* Task instructions
Restate the complete material exactly.

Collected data
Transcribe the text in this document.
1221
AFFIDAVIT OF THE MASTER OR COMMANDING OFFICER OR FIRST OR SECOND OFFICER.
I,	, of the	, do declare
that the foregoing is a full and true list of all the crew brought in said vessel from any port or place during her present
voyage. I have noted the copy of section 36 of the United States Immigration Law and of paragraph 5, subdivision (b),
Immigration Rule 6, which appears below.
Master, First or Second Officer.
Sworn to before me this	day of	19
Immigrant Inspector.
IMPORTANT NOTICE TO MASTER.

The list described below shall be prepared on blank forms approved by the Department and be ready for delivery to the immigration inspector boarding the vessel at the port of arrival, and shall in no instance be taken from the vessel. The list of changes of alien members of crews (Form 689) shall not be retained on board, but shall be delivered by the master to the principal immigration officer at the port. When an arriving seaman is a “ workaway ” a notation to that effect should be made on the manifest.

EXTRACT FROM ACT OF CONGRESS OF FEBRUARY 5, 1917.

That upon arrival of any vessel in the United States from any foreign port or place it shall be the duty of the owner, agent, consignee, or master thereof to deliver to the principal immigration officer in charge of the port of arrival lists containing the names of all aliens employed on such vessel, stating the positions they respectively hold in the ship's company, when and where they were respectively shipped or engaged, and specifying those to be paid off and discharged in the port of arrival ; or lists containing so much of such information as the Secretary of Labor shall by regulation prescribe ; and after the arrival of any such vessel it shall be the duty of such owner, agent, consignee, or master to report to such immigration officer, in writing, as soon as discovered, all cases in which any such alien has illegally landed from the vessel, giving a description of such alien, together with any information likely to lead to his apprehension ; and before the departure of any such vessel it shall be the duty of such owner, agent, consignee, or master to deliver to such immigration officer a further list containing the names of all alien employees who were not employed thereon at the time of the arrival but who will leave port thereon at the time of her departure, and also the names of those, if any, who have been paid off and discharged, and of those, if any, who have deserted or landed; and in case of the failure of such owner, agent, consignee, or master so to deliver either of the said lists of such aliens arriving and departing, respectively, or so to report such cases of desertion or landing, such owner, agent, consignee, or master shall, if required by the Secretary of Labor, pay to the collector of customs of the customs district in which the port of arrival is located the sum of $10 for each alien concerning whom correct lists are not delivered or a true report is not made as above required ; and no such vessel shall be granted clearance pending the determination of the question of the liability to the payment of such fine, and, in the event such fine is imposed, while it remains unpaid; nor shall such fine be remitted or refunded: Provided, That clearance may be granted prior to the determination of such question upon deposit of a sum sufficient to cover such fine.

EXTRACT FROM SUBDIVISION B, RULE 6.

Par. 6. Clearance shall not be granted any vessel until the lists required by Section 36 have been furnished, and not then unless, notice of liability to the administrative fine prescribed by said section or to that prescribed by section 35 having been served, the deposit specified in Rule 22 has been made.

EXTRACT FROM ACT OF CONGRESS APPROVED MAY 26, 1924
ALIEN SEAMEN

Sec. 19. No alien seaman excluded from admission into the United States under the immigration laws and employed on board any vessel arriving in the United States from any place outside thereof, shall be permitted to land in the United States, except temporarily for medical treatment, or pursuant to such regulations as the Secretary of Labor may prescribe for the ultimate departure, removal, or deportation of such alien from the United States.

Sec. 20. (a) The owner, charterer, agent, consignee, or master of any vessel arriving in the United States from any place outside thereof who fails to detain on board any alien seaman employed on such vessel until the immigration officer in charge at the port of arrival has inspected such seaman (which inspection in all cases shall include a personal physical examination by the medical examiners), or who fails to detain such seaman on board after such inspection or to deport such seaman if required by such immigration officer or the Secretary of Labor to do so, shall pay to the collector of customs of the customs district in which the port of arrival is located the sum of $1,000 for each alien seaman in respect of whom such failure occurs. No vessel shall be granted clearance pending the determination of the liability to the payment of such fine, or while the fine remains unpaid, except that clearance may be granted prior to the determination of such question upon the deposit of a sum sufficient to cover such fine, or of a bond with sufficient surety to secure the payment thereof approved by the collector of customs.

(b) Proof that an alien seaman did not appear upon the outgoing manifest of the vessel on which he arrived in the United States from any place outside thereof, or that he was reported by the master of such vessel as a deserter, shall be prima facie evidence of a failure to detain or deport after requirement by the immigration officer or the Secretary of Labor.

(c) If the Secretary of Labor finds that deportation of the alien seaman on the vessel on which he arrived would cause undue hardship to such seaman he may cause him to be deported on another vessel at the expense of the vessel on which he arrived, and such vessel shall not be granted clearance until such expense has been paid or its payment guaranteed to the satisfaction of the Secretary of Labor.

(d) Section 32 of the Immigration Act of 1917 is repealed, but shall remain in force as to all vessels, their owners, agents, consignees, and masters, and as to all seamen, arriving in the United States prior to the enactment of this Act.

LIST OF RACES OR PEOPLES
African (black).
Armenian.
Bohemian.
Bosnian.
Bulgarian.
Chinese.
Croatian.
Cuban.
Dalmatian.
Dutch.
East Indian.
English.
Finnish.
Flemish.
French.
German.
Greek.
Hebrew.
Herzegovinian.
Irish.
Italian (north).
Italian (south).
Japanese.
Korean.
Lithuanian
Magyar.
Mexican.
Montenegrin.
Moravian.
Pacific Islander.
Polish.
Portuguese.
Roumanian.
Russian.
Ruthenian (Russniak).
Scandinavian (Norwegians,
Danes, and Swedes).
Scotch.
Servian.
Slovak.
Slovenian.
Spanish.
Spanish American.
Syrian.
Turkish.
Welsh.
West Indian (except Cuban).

* Task solution
Transcribe the text in this document.
1221
AFFIDAVIT OF THE MASTER OR COMMANDING OFFICER OR FIRST OR SECOND OFFICER.
I,	, of the	, do declare
that the foregoing is a full and true list of all the crew brought in said vessel from any port or place during her present
voyage. I have noted the copy of section 36 of the United States Immigration Law and of paragraph 5, subdivision (b),
Immigration Rule 6, which appears below.
Master, First or Second Officer.
Sworn to before me this	day of	19
Immigrant Inspector.
IMPORTANT NOTICE TO MASTER.

The list described below shall be prepared on blank forms approved by the Department and be ready for delivery to the immigration inspector boarding the vessel at the port of arrival, and shall in no instance be taken from the vessel. The list of changes of alien members of crews (Form 689) shall not be retained on board, but shall be delivered by the master to the principal immigration officer at the port. When an arriving seaman is a “ workaway ” a notation to that effect should be made on the manifest.

EXTRACT FROM ACT OF CONGRESS OF FEBRUARY 5, 1917.

That upon arrival of any vessel in the United States from any foreign port or place it shall be the duty of the owner, agent, consignee, or master thereof to deliver to the principal immigration officer in charge of the port of arrival lists containing the names of all aliens employed on such vessel, stating the positions they respectively hold in the ship's company, when and where they were respectively shipped or engaged, and specifying those to be paid off and discharged in the port of arrival ; or lists containing so much of such information as the Secretary of Labor shall by regulation prescribe ; and after the arrival of any such vessel it shall be the duty of such owner, agent, consignee, or master to report to such immigration officer, in writing, as soon as discovered, all cases in which any such alien has illegally landed from the vessel, giving a description of such alien, together with any information likely to lead to his apprehension ; and before the departure of any such vessel it shall be the duty of such owner, agent, consignee, or master to deliver to such immigration officer a further list containing the names of all alien employees who were not employed thereon at the time of the arrival but who will leave port thereon at the time of her departure, and also the names of those, if any, who have been paid off and discharged, and of those, if any, who have deserted or landed; and in case of the failure of such owner, agent, consignee, or master so to deliver either of the said lists of such aliens arriving and departing, respectively, or so to report such cases of desertion or landing, such owner, agent, consignee, or master shall, if required by the Secretary of Labor, pay to the collector of customs of the customs district in which the port of arrival is located the sum of $10 for each alien concerning whom correct lists are not delivered or a true report is not made as above required ; and no such vessel shall be granted clearance pending the determination of the question of the liability to the payment of such fine, and, in the event such fine is imposed, while it remains unpaid; nor shall such fine be remitted or refunded: Provided, That clearance may be granted prior to the determination of such question upon deposit of a sum sufficient to cover such fine.

EXTRACT FROM SUBDIVISION B, RULE 6.

Par. 6. Clearance shall not be granted any vessel until the lists required by Section 36 have been furnished, and not then unless, notice of liability to the administrative fine prescribed by said section or to that prescribed by section 35 having been served, the deposit specified in Rule 22 has been made.

EXTRACT FROM ACT OF CONGRESS APPROVED MAY 26, 1924
ALIEN SEAMEN

Sec. 19. No alien seaman excluded from admission into the United States under the immigration laws and employed on board any vessel arriving in the United States from any place outside thereof, shall be permitted to land in the United States, except temporarily for medical treatment, or pursuant to such regulations as the Secretary of Labor may prescribe for the ultimate departure, removal, or deportation of such alien from the United States.

Sec. 20. (a) The owner, charterer, agent, consignee, or master of any vessel arriving in the United States from any place outside thereof who fails to detain on board any alien seaman employed on such vessel until the immigration officer in charge at the port of arrival has inspected such seaman (which inspection in all cases shall include a personal physical examination by the medical examiners), or who fails to detain such seaman on board after such inspection or to deport such seaman if required by such immigration officer or the Secretary of Labor to do so, shall pay to the collector of customs of the customs district in which the port of arrival is located the sum of $1,000 for each alien seaman in respect of whom such failure occurs. No vessel shall be granted clearance pending the determination of the liability to the payment of such fine, or while the fine remains unpaid, except that clearance may be granted prior to the determination of such question upon the deposit of a sum sufficient to cover such fine, or of a bond with sufficient surety to secure the payment thereof approved by the collector of customs.

(b) Proof that an alien seaman did not appear upon the outgoing manifest of the vessel on which he arrived in the United States from any place outside thereof, or that he was reported by the master of such vessel as a deserter, shall be prima facie evidence of a failure to detain or deport after requirement by the immigration officer or the Secretary of Labor.

(c) If the Secretary of Labor finds that deportation of the alien seaman on the vessel on which he arrived would cause undue hardship to such seaman he may cause him to be deported on another vessel at the expense of the vessel on which he arrived, and such vessel shall not be granted clearance until such expense has been paid or its payment guaranteed to the satisfaction of the Secretary of Labor.

(d) Section 32 of the Immigration Act of 1917 is repealed, but shall remain in force as to all vessels, their owners, agents, consignees, and masters, and as to all seamen, arriving in the United States prior to the enactment of this Act.

LIST OF RACES OR PEOPLES
African (black).
Armenian.
Bohemian.
Bosnian.
Bulgarian.
Chinese.
Croatian.
Cuban.
Dalmatian.
Dutch.
East Indian.
English.
Finnish.
Flemish.
French.
German.
Greek.
Hebrew.
Herzegovinian.
Irish.
Italian (north).
Italian (south).
Japanese.
Korean.
Lithuanian
Magyar.
Mexican.
Montenegrin.
Moravian.
Pacific Islander.
Polish.
Portuguese.
Roumanian.
Russian.
Ruthenian (Russniak).
Scandinavian (Norwegians,
Danes, and Swedes).
Scotch.
Servian.
Slovak.
Slovenian.
Spanish.
Spanish American.
Syrian.
Turkish.
Welsh.
West Indian (except Cuban).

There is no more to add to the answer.